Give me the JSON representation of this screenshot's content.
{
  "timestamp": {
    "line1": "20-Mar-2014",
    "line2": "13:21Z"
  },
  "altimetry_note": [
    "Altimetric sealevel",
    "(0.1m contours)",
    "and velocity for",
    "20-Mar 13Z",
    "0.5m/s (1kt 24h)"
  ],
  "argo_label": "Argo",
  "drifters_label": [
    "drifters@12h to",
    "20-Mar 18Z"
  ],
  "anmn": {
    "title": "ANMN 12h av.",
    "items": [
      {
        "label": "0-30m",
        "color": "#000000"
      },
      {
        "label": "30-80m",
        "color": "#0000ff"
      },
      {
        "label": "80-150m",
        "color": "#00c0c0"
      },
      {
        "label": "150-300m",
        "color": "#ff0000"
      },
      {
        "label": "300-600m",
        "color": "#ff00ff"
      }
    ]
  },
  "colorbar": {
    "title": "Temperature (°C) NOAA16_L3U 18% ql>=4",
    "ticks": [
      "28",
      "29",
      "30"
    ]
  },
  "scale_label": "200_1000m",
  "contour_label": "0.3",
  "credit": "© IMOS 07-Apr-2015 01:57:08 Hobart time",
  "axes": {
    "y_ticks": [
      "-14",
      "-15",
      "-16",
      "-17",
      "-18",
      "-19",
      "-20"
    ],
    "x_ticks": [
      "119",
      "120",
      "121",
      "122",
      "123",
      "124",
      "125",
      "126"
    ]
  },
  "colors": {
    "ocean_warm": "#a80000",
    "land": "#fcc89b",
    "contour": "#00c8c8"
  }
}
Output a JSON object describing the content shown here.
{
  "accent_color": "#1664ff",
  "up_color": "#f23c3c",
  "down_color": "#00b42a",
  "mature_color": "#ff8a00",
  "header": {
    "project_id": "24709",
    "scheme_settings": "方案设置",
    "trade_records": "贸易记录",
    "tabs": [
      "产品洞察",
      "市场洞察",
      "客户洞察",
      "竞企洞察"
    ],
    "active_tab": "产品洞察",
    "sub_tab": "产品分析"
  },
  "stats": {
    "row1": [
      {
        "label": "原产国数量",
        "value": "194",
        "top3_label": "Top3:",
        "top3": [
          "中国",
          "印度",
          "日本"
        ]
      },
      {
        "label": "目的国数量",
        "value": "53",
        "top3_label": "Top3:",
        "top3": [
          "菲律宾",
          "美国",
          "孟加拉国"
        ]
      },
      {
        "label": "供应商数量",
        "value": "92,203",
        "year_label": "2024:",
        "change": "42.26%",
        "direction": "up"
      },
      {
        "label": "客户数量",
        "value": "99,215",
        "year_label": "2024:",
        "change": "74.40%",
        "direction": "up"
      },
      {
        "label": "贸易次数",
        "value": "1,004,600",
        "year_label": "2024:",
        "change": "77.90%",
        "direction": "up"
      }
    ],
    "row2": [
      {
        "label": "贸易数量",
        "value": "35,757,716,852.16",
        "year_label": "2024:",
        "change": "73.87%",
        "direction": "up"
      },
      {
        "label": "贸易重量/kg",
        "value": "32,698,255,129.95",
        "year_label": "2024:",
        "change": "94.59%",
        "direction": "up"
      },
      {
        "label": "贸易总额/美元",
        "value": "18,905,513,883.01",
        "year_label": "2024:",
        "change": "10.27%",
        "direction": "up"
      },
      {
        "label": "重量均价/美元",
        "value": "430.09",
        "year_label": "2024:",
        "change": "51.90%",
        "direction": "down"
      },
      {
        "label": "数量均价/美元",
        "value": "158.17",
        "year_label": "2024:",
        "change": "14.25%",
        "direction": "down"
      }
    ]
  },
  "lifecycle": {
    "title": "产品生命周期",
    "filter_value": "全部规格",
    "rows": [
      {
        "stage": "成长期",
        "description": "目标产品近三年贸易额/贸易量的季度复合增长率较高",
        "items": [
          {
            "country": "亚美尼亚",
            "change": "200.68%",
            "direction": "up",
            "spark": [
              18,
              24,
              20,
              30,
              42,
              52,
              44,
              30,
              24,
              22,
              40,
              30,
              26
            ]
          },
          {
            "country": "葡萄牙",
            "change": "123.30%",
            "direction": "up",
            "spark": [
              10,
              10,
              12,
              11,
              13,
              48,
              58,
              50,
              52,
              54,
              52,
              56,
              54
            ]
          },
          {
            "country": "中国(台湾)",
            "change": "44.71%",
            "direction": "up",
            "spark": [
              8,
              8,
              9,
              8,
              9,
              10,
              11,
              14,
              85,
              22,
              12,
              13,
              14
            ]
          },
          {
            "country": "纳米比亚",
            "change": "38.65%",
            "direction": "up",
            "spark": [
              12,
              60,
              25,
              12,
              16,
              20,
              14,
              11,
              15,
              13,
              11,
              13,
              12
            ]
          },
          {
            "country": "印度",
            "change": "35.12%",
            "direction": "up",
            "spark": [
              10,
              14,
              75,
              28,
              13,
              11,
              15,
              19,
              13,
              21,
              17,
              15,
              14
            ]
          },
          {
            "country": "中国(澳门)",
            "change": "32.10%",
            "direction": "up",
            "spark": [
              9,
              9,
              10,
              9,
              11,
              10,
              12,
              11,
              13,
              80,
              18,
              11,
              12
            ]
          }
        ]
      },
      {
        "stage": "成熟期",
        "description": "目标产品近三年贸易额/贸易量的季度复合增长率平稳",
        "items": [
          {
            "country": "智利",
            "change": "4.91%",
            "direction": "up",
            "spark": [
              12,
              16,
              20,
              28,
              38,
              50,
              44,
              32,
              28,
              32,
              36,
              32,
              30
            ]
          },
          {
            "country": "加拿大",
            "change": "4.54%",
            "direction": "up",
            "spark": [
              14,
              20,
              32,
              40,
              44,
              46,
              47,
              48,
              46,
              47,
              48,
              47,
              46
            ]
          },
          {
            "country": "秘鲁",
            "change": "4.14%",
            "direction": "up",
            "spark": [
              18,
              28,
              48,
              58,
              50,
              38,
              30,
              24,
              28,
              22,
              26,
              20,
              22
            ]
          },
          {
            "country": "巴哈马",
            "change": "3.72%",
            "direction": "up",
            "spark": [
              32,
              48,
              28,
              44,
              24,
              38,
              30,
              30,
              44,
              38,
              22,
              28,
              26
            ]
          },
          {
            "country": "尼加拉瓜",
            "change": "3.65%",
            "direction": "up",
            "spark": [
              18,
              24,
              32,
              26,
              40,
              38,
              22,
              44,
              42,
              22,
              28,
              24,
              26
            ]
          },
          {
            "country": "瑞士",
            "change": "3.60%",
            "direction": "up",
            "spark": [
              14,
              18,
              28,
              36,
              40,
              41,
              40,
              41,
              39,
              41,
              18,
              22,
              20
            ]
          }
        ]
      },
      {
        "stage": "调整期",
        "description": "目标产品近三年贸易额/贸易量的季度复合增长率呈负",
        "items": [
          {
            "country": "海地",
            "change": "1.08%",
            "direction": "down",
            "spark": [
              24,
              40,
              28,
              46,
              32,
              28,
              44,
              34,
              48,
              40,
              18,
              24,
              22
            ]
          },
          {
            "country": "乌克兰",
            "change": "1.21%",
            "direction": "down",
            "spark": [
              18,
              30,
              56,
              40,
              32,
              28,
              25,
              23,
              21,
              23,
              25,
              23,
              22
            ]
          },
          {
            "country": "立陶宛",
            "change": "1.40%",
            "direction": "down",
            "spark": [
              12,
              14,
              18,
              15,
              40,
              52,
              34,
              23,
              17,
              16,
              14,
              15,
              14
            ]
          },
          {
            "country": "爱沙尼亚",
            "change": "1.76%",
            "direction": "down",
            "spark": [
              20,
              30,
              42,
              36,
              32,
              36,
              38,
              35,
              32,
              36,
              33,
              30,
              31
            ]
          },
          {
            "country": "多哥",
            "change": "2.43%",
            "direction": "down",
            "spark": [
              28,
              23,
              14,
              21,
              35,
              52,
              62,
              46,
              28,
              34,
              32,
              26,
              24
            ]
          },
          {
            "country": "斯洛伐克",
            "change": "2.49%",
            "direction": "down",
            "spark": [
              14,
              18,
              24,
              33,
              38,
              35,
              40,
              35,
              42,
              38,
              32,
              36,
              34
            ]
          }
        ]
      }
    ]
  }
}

Stated exercise ▸
Copy and report every line where the word "content" is present.

Correct result ▸
Give me the JSON representation of this screenshot's content.
Output a JSON object describing the content shown here.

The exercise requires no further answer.